_Given request_
Each line containing the word "Abisko" must be reported.

_Figure dataset records_

## Begin

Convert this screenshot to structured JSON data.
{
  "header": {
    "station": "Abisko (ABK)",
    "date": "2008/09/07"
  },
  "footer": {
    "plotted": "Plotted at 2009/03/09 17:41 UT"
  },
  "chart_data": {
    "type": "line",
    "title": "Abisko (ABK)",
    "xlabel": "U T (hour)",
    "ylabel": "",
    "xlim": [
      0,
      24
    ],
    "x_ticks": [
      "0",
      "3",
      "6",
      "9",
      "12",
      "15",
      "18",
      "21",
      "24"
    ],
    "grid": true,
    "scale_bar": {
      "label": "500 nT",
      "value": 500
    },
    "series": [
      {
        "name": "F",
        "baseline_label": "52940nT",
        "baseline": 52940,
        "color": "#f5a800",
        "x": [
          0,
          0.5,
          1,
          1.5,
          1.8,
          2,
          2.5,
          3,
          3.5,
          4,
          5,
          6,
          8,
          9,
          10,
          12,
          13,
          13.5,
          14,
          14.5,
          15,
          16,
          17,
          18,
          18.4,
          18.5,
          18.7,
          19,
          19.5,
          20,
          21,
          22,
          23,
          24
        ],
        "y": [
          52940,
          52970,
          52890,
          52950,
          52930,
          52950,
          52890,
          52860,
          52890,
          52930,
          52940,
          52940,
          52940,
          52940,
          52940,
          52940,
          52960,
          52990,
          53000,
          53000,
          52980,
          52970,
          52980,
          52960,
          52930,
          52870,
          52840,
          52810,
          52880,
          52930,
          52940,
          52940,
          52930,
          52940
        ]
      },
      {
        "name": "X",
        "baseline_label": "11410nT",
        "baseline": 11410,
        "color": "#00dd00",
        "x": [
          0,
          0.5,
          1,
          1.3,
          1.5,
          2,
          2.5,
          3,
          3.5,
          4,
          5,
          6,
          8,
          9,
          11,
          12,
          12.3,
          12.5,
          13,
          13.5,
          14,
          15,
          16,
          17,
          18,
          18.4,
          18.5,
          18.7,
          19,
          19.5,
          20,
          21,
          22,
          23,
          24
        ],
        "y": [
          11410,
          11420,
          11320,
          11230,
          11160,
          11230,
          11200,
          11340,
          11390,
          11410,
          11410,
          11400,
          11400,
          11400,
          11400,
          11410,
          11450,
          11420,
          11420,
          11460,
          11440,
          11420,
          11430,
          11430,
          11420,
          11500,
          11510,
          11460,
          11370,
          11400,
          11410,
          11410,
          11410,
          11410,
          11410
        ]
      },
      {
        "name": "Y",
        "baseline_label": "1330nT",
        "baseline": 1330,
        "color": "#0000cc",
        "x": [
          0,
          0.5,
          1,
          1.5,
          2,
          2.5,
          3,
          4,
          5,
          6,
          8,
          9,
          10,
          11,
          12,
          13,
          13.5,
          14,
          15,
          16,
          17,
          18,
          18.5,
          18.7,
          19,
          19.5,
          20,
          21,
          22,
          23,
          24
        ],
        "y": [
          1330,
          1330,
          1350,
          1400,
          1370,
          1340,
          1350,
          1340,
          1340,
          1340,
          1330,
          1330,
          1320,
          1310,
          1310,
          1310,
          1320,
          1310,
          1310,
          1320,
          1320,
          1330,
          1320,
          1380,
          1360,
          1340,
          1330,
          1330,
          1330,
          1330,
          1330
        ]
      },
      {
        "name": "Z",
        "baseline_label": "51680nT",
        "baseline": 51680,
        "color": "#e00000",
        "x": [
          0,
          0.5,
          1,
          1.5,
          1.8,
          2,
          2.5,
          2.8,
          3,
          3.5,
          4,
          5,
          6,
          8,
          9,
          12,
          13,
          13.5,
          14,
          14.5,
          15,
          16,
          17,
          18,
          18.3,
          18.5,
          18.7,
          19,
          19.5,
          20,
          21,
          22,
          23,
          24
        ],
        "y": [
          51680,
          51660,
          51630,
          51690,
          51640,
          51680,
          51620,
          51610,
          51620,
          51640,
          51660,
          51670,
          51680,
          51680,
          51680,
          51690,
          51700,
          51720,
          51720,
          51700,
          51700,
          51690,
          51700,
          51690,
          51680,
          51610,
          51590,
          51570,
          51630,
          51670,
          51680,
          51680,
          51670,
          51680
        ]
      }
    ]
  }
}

## End

_Full response_
    "station": "Abisko (ABK)",
    "title": "Abisko (ABK)",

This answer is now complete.